Pull every line out of the items below and reproduce each one character for character.

>> start

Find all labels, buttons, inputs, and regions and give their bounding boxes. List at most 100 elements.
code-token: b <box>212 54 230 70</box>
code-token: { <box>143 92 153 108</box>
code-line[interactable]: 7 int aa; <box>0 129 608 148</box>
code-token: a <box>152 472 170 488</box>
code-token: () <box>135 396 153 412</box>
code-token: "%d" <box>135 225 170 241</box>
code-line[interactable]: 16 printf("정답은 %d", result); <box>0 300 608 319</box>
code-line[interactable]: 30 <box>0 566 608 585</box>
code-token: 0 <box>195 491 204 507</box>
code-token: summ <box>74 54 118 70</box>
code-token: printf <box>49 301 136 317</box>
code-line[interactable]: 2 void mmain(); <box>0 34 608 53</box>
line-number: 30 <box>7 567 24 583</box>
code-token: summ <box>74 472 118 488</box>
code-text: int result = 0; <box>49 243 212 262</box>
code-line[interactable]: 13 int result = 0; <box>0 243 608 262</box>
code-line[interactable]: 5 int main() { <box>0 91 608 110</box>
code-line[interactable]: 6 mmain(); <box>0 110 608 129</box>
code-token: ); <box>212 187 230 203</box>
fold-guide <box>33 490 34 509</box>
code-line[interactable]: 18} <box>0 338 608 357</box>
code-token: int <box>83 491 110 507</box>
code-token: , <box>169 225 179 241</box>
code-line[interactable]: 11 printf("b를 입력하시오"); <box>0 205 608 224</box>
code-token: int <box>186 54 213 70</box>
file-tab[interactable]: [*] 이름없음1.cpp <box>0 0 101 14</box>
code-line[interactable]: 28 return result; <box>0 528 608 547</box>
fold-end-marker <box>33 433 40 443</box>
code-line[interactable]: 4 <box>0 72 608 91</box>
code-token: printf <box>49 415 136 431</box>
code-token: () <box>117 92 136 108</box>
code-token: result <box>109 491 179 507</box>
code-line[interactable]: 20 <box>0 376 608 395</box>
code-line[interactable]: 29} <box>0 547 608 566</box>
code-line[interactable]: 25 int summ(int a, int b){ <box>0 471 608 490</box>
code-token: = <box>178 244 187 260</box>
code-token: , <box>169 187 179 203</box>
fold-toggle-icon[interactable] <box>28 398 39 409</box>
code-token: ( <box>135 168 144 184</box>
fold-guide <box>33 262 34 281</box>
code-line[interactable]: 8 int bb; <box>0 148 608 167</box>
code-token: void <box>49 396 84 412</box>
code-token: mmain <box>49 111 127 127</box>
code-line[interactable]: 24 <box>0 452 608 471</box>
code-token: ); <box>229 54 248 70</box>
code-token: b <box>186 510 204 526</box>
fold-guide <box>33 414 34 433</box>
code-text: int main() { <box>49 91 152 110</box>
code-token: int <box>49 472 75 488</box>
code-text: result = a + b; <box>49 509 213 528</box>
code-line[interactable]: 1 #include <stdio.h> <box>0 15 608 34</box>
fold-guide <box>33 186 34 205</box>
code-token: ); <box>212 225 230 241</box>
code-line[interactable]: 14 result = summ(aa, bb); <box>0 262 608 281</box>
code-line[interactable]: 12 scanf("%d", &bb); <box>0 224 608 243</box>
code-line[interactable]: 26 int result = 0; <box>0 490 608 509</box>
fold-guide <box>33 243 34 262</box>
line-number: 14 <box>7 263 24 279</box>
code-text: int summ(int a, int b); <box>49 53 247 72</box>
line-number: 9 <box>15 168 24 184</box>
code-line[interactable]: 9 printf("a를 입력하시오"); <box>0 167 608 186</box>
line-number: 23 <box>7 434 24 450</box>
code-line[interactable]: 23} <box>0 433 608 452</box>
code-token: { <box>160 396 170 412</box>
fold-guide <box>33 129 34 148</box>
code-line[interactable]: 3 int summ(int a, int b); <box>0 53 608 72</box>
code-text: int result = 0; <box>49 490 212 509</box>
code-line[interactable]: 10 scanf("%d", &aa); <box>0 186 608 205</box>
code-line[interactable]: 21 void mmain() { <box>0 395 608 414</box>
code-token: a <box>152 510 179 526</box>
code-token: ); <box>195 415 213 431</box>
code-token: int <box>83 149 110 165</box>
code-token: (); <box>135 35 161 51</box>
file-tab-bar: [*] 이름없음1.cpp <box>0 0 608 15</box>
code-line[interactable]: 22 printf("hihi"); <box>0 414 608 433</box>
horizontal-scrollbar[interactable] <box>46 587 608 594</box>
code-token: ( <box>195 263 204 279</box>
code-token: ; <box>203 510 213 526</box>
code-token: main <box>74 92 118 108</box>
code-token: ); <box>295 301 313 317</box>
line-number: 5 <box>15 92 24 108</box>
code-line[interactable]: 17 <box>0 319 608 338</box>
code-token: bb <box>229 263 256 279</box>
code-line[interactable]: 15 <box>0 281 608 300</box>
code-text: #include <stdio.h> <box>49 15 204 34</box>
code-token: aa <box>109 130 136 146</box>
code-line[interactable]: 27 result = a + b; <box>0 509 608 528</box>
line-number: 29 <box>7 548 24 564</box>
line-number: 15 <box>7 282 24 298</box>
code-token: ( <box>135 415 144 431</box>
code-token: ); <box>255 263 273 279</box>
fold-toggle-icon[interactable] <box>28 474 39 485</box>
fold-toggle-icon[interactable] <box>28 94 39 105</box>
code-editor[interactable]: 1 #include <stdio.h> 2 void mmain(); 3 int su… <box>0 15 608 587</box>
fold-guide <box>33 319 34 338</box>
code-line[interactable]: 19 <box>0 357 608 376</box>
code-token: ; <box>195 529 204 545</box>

>> end

_ANSWER IN FULL_.
Find all labels, buttons, inputs, and regions and give their bounding boxes. List at most 100 elements.
code-token: b <box>212 54 230 70</box>
code-token: { <box>143 92 153 108</box>
code-line[interactable]: 7 int aa; <box>0 129 608 148</box>
code-token: a <box>152 472 170 488</box>
code-token: () <box>135 396 153 412</box>
code-token: "%d" <box>135 225 170 241</box>
code-line[interactable]: 16 printf("정답은 %d", result); <box>0 300 608 319</box>
code-line[interactable]: 30 <box>0 566 608 585</box>
code-token: 0 <box>195 491 204 507</box>
code-token: summ <box>74 54 118 70</box>
code-token: printf <box>49 301 136 317</box>
code-line[interactable]: 2 void mmain(); <box>0 34 608 53</box>
line-number: 30 <box>7 567 24 583</box>
code-token: summ <box>74 472 118 488</box>
code-text: int result = 0; <box>49 243 212 262</box>
code-line[interactable]: 13 int result = 0; <box>0 243 608 262</box>
code-line[interactable]: 5 int main() { <box>0 91 608 110</box>
code-line[interactable]: 6 mmain(); <box>0 110 608 129</box>
code-token: ); <box>212 187 230 203</box>
fold-guide <box>33 490 34 509</box>
code-line[interactable]: 18} <box>0 338 608 357</box>
code-token: int <box>83 491 110 507</box>
code-token: , <box>169 225 179 241</box>
code-line[interactable]: 11 printf("b를 입력하시오"); <box>0 205 608 224</box>
code-token: int <box>186 54 213 70</box>
file-tab[interactable]: [*] 이름없음1.cpp <box>0 0 101 14</box>
code-line[interactable]: 28 return result; <box>0 528 608 547</box>
fold-end-marker <box>33 433 40 443</box>
code-line[interactable]: 4 <box>0 72 608 91</box>
code-token: printf <box>49 415 136 431</box>
code-token: () <box>117 92 136 108</box>
code-token: result <box>109 491 179 507</box>
code-line[interactable]: 20 <box>0 376 608 395</box>
code-line[interactable]: 29} <box>0 547 608 566</box>
code-line[interactable]: 25 int summ(int a, int b){ <box>0 471 608 490</box>
code-token: = <box>178 244 187 260</box>
code-token: , <box>169 187 179 203</box>
fold-toggle-icon[interactable] <box>28 398 39 409</box>
code-token: ( <box>135 168 144 184</box>
fold-guide <box>33 262 34 281</box>
code-line[interactable]: 8 int bb; <box>0 148 608 167</box>
code-token: void <box>49 396 84 412</box>
code-token: mmain <box>49 111 127 127</box>
code-line[interactable]: 24 <box>0 452 608 471</box>
code-token: ); <box>229 54 248 70</box>
code-token: b <box>186 510 204 526</box>
fold-guide <box>33 414 34 433</box>
code-text: int main() { <box>49 91 152 110</box>
code-token: int <box>49 472 75 488</box>
code-text: result = a + b; <box>49 509 213 528</box>
code-line[interactable]: 1 #include <stdio.h> <box>0 15 608 34</box>
fold-guide <box>33 186 34 205</box>
code-token: ); <box>212 225 230 241</box>
code-line[interactable]: 14 result = summ(aa, bb); <box>0 262 608 281</box>
code-line[interactable]: 12 scanf("%d", &bb); <box>0 224 608 243</box>
code-line[interactable]: 26 int result = 0; <box>0 490 608 509</box>
fold-guide <box>33 243 34 262</box>
line-number: 14 <box>7 263 24 279</box>
code-text: int summ(int a, int b); <box>49 53 247 72</box>
line-number: 9 <box>15 168 24 184</box>
code-line[interactable]: 9 printf("a를 입력하시오"); <box>0 167 608 186</box>
line-number: 23 <box>7 434 24 450</box>
code-line[interactable]: 23} <box>0 433 608 452</box>
code-token: { <box>160 396 170 412</box>
fold-guide <box>33 129 34 148</box>
code-line[interactable]: 3 int summ(int a, int b); <box>0 53 608 72</box>
code-text: int result = 0; <box>49 490 212 509</box>
code-line[interactable]: 10 scanf("%d", &aa); <box>0 186 608 205</box>
code-line[interactable]: 21 void mmain() { <box>0 395 608 414</box>
code-token: a <box>152 510 179 526</box>
code-token: ); <box>195 415 213 431</box>
code-token: int <box>83 149 110 165</box>
code-token: (); <box>135 35 161 51</box>
file-tab-bar: [*] 이름없음1.cpp <box>0 0 608 15</box>
code-line[interactable]: 22 printf("hihi"); <box>0 414 608 433</box>
horizontal-scrollbar[interactable] <box>46 587 608 594</box>
code-token: ( <box>195 263 204 279</box>
code-token: ; <box>203 510 213 526</box>
code-token: main <box>74 92 118 108</box>
code-token: ); <box>295 301 313 317</box>
line-number: 5 <box>15 92 24 108</box>
code-line[interactable]: 17 <box>0 319 608 338</box>
code-token: bb <box>229 263 256 279</box>
code-line[interactable]: 15 <box>0 281 608 300</box>
code-text: #include <stdio.h> <box>49 15 204 34</box>
code-token: aa <box>109 130 136 146</box>
code-line[interactable]: 27 result = a + b; <box>0 509 608 528</box>
line-number: 29 <box>7 548 24 564</box>
line-number: 15 <box>7 282 24 298</box>
code-token: ( <box>135 415 144 431</box>
code-token: ); <box>255 263 273 279</box>
fold-toggle-icon[interactable] <box>28 474 39 485</box>
fold-toggle-icon[interactable] <box>28 94 39 105</box>
code-editor[interactable]: 1 #include <stdio.h> 2 void mmain(); 3 int su… <box>0 15 608 587</box>
fold-guide <box>33 319 34 338</box>
code-line[interactable]: 19 <box>0 357 608 376</box>
code-token: ; <box>195 529 204 545</box>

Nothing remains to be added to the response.